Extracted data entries

↓

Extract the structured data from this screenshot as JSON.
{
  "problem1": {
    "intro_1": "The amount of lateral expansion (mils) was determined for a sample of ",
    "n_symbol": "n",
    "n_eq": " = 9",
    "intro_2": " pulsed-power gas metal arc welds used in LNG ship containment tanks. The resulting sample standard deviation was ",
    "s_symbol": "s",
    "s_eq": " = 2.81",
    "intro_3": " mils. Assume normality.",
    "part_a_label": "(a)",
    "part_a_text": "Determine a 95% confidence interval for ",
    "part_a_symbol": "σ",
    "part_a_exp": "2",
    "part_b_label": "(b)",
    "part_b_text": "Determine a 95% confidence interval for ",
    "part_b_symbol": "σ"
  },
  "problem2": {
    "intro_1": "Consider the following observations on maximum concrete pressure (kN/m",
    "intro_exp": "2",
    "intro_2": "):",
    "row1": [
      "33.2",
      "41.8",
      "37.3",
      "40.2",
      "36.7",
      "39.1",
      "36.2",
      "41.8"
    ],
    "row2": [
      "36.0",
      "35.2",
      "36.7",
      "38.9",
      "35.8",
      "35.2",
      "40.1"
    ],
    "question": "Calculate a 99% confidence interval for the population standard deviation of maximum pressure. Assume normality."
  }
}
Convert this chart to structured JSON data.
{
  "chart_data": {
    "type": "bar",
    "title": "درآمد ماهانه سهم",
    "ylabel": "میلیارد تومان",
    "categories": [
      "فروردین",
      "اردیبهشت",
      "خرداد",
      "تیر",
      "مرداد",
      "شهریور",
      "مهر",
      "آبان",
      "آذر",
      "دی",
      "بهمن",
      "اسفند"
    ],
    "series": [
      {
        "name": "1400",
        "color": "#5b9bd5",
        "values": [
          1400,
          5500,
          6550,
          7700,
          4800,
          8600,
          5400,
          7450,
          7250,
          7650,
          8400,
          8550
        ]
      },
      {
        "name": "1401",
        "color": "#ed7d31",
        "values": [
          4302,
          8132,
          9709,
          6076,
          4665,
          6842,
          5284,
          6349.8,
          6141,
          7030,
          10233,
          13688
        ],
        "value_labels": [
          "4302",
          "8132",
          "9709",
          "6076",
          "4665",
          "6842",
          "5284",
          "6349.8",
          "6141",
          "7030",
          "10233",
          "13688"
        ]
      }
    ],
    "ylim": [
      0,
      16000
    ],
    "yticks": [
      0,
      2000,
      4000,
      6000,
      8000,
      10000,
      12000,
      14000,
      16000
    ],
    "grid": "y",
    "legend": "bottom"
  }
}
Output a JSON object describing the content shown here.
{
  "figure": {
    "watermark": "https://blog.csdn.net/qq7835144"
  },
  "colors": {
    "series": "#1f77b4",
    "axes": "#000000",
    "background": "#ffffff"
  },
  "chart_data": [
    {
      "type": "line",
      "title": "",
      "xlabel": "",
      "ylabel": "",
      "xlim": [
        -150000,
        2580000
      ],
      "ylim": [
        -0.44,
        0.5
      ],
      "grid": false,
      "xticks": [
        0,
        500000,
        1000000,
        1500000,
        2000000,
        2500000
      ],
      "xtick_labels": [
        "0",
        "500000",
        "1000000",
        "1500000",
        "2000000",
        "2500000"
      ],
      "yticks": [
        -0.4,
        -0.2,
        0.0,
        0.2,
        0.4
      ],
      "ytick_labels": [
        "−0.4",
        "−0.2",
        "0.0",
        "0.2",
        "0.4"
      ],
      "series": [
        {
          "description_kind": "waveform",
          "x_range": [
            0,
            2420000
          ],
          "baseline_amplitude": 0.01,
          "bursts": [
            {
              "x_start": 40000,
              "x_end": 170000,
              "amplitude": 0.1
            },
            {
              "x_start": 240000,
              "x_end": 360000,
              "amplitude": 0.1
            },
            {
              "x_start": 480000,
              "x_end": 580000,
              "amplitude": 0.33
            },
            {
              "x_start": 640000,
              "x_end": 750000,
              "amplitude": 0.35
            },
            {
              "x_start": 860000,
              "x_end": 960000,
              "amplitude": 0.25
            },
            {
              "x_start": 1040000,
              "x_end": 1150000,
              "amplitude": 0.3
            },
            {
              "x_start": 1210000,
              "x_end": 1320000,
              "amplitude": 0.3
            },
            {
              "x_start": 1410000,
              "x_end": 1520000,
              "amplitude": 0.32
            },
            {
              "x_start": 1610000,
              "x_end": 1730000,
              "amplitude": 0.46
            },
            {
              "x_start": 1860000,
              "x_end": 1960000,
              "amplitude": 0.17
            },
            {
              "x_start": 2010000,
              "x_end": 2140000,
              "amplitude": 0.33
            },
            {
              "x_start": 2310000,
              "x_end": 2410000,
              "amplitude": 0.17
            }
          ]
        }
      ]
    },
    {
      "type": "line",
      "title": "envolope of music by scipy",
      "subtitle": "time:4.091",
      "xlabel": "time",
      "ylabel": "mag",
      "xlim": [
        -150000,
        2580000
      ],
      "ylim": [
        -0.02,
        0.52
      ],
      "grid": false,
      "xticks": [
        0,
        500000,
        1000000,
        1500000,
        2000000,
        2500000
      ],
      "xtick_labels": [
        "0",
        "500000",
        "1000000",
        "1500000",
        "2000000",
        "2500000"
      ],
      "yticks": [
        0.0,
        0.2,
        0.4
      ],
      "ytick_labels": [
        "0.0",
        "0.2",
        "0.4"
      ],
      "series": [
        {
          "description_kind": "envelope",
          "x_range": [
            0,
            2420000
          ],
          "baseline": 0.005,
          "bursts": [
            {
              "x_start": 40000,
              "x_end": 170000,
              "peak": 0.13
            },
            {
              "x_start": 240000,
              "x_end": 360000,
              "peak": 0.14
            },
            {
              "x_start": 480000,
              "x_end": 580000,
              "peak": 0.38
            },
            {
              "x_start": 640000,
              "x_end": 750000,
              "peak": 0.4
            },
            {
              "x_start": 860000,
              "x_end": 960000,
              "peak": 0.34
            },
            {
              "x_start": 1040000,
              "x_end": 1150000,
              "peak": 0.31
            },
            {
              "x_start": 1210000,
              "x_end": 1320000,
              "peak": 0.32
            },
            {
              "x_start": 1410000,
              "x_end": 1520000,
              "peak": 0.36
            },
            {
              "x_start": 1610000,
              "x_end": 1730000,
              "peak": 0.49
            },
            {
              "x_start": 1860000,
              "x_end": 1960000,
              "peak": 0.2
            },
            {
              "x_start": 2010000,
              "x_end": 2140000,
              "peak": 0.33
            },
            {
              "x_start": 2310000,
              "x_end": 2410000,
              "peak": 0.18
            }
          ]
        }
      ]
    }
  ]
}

↑

Exercise task: In the listing, find each line with the string "this" and copy it.

Result:
Extract the structured data from this screenshot as JSON.
Convert this chart to structured JSON data.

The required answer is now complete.